* Dataset entries on figures *
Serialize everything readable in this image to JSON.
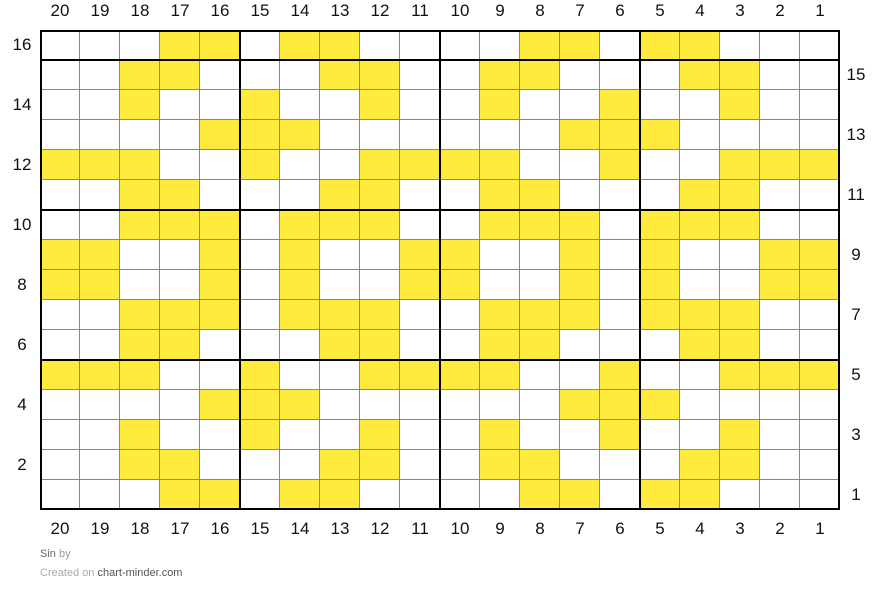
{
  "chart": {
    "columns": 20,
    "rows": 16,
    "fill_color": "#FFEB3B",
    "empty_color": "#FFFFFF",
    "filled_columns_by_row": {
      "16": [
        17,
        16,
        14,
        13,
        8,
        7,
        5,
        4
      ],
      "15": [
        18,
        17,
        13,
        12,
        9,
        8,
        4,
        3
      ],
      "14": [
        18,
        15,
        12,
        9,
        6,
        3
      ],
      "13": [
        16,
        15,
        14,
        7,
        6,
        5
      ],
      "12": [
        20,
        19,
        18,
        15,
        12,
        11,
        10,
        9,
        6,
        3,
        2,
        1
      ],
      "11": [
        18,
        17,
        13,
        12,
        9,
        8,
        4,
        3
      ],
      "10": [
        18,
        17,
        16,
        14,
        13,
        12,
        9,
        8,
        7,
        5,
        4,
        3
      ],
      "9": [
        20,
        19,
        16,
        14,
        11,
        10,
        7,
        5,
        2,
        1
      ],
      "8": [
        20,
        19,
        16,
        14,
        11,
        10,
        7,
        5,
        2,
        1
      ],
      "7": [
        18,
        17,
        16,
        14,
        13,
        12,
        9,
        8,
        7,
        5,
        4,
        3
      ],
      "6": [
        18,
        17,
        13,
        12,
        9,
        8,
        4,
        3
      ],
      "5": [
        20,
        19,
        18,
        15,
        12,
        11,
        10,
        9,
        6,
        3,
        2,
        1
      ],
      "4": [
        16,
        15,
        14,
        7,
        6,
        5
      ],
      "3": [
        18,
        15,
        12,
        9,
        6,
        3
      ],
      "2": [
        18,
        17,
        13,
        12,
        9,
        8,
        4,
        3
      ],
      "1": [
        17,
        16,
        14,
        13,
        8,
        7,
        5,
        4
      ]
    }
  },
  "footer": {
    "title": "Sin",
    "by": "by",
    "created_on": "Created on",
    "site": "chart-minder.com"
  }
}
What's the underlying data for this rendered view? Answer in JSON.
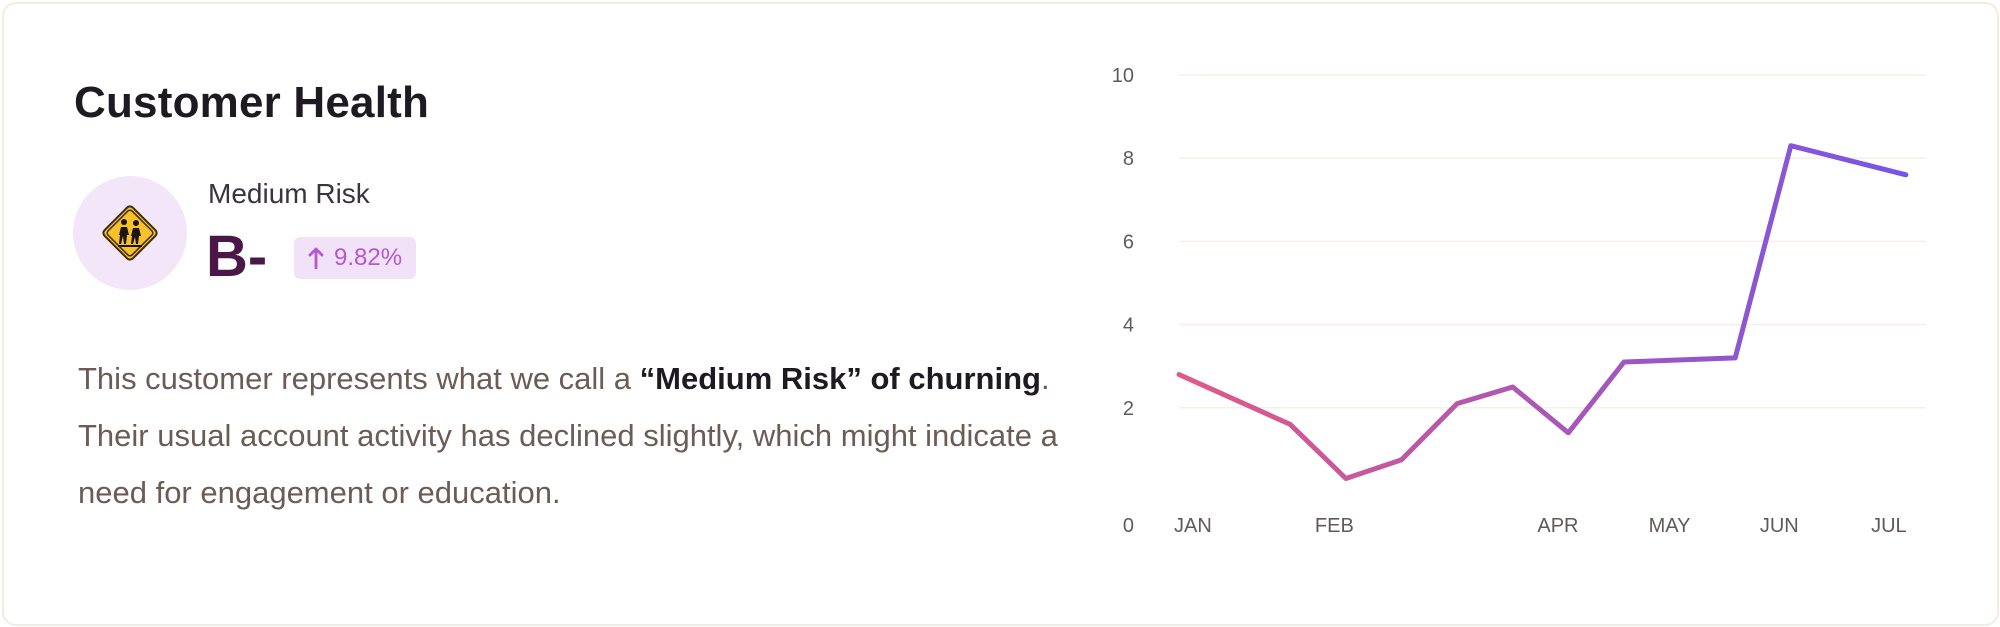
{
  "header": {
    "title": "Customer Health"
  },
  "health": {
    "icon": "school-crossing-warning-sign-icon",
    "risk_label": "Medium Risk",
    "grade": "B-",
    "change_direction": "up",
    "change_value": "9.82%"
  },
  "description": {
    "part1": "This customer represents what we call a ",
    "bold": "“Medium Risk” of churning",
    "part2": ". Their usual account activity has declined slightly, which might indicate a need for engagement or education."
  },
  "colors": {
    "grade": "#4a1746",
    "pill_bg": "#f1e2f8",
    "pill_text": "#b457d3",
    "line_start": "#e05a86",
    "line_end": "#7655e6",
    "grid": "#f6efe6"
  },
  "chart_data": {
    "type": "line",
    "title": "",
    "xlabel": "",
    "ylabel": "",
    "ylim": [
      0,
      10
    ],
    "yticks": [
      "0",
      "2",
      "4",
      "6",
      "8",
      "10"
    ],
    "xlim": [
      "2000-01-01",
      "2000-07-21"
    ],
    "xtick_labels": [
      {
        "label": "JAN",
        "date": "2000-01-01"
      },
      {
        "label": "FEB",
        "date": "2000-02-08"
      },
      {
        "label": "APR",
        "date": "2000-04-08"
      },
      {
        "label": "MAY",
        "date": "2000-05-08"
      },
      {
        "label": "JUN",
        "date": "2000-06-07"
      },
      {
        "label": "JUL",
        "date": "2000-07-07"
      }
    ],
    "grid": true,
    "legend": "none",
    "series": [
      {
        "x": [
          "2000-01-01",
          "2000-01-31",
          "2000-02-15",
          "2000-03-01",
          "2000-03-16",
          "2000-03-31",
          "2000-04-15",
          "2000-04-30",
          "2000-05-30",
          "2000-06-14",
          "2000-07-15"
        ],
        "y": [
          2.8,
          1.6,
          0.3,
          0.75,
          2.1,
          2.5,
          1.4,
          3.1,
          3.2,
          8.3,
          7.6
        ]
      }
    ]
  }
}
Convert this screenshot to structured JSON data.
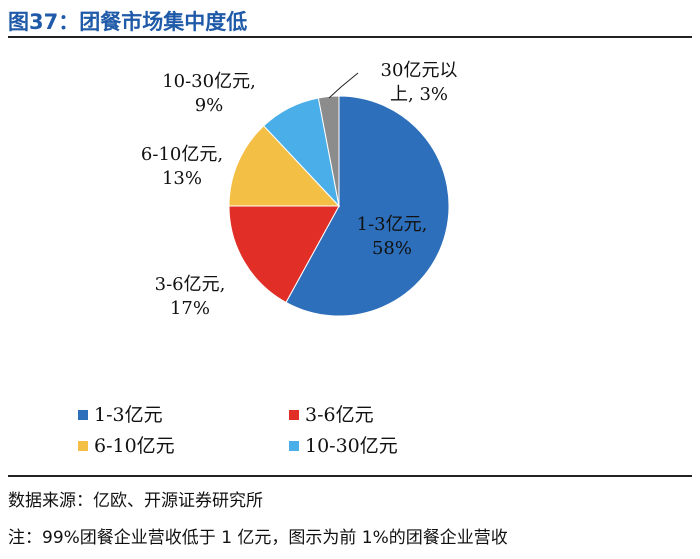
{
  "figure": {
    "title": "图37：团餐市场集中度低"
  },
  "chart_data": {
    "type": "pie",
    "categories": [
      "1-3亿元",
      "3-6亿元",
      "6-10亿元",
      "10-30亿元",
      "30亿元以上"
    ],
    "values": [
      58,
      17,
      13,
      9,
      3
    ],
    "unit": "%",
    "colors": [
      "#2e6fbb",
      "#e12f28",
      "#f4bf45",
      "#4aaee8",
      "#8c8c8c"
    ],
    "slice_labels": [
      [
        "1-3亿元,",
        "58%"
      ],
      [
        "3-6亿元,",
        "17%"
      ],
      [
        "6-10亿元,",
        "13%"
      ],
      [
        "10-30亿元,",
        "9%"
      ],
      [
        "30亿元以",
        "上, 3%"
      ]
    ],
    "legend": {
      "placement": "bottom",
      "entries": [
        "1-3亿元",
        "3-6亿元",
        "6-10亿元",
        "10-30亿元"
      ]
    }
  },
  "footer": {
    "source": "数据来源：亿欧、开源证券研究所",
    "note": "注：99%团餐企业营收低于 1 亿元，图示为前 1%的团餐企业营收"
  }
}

* EXERCISE DIRECTIONS *
Starting at the line containing "Convert this screenshot", write out each line through the last one in the listing above, inclusive, and nothing else. Pictures are excluded from the copy.

* ANSWER TO THE TASK *
Convert this screenshot to structured JSON data.
{
  "figure": {
    "title": "图37：团餐市场集中度低"
  },
  "chart_data": {
    "type": "pie",
    "categories": [
      "1-3亿元",
      "3-6亿元",
      "6-10亿元",
      "10-30亿元",
      "30亿元以上"
    ],
    "values": [
      58,
      17,
      13,
      9,
      3
    ],
    "unit": "%",
    "colors": [
      "#2e6fbb",
      "#e12f28",
      "#f4bf45",
      "#4aaee8",
      "#8c8c8c"
    ],
    "slice_labels": [
      [
        "1-3亿元,",
        "58%"
      ],
      [
        "3-6亿元,",
        "17%"
      ],
      [
        "6-10亿元,",
        "13%"
      ],
      [
        "10-30亿元,",
        "9%"
      ],
      [
        "30亿元以",
        "上, 3%"
      ]
    ],
    "legend": {
      "placement": "bottom",
      "entries": [
        "1-3亿元",
        "3-6亿元",
        "6-10亿元",
        "10-30亿元"
      ]
    }
  },
  "footer": {
    "source": "数据来源：亿欧、开源证券研究所",
    "note": "注：99%团餐企业营收低于 1 亿元，图示为前 1%的团餐企业营收"
  }
}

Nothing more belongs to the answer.